TASK INSTRUCTIONS:
Show only lines that include "Pairwise".

INPUT RECORDS:
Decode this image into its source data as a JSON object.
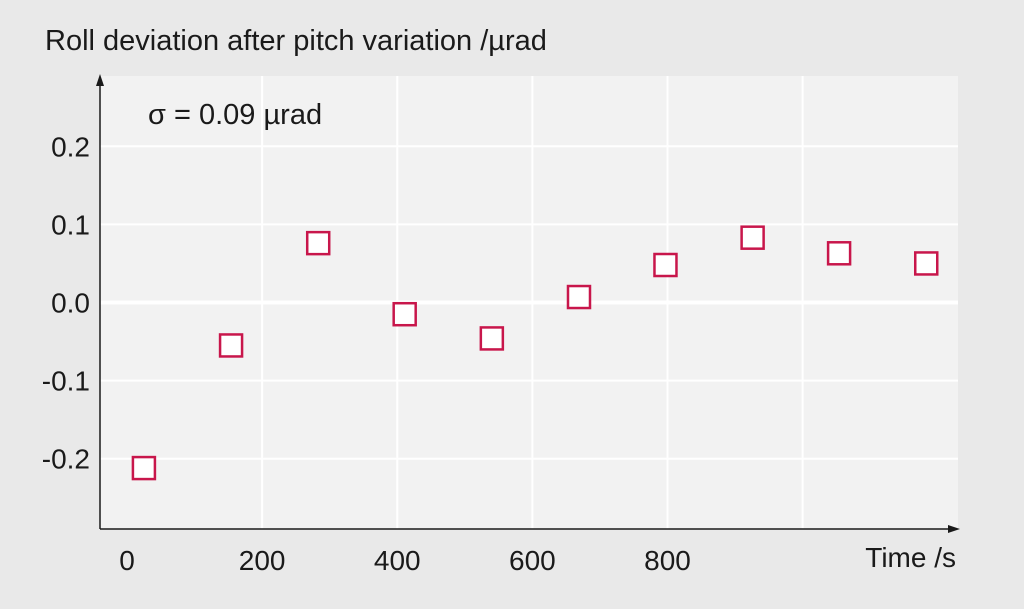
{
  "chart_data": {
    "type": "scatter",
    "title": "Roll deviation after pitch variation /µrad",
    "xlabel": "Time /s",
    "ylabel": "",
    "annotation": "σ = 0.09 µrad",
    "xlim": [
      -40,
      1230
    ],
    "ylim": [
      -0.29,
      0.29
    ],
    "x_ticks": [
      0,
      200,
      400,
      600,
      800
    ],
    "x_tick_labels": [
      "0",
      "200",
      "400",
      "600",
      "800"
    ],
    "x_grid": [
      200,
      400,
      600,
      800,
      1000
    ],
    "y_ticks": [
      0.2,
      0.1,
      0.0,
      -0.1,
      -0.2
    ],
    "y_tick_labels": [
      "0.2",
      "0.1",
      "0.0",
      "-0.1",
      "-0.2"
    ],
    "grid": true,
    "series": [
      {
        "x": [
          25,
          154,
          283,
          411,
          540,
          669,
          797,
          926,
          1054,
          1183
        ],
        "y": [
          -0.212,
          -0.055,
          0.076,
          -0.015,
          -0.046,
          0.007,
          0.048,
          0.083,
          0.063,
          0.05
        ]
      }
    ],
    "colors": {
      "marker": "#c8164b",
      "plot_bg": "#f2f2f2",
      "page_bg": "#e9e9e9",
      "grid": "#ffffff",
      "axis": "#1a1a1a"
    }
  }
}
---
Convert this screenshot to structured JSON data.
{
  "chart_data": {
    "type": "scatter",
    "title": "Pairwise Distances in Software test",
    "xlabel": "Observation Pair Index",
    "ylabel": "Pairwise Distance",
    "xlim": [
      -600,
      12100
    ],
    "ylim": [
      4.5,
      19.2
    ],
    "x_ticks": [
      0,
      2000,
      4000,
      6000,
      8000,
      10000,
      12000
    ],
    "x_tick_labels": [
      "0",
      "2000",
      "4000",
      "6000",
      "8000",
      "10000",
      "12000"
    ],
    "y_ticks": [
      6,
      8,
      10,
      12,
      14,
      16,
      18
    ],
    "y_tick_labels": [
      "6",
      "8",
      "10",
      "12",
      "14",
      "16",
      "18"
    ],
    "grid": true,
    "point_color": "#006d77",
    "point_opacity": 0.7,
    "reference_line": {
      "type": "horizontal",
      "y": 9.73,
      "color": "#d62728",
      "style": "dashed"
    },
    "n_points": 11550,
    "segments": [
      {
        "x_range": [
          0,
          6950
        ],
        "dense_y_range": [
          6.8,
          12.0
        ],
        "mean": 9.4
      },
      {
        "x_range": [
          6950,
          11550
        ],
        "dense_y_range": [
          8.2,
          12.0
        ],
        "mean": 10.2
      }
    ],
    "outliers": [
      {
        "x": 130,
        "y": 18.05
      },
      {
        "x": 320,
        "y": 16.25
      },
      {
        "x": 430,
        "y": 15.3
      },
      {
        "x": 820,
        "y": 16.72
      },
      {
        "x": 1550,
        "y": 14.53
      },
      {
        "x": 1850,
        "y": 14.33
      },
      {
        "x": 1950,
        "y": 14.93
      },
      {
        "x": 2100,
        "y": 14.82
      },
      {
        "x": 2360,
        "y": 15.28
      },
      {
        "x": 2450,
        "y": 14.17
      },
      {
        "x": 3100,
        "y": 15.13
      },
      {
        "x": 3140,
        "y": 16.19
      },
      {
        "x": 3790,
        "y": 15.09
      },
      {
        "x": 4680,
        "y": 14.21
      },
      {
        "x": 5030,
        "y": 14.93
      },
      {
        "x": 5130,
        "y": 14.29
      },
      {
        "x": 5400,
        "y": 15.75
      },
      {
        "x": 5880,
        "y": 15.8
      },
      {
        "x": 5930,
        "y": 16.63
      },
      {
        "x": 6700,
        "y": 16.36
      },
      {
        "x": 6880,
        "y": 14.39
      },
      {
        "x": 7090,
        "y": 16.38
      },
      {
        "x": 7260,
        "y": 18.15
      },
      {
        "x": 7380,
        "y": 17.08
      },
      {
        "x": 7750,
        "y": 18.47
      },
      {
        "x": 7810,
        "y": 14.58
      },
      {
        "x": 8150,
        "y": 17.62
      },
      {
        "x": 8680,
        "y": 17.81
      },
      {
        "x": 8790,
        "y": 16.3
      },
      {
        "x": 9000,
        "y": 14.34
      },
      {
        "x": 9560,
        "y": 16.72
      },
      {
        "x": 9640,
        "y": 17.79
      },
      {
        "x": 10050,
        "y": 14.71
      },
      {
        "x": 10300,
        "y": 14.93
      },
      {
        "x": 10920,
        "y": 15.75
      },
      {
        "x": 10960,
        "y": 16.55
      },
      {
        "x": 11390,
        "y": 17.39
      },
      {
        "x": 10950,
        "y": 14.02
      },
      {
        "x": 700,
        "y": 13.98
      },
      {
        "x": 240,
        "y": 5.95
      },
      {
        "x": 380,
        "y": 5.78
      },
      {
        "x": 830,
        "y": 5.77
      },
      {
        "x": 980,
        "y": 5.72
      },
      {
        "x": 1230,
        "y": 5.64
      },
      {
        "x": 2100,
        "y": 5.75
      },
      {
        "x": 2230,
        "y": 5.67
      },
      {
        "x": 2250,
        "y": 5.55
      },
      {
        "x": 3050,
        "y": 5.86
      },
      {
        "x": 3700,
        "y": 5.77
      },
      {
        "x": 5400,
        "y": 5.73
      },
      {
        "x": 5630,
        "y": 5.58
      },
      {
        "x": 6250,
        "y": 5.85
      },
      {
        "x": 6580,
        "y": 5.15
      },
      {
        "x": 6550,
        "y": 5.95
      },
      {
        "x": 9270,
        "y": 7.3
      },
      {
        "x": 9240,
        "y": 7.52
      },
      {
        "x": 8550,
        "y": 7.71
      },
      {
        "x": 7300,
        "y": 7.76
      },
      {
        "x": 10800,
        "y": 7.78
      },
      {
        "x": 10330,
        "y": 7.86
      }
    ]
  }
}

FULL ANSWER:
    "title": "Pairwise Distances in Software test",
    "ylabel": "Pairwise Distance",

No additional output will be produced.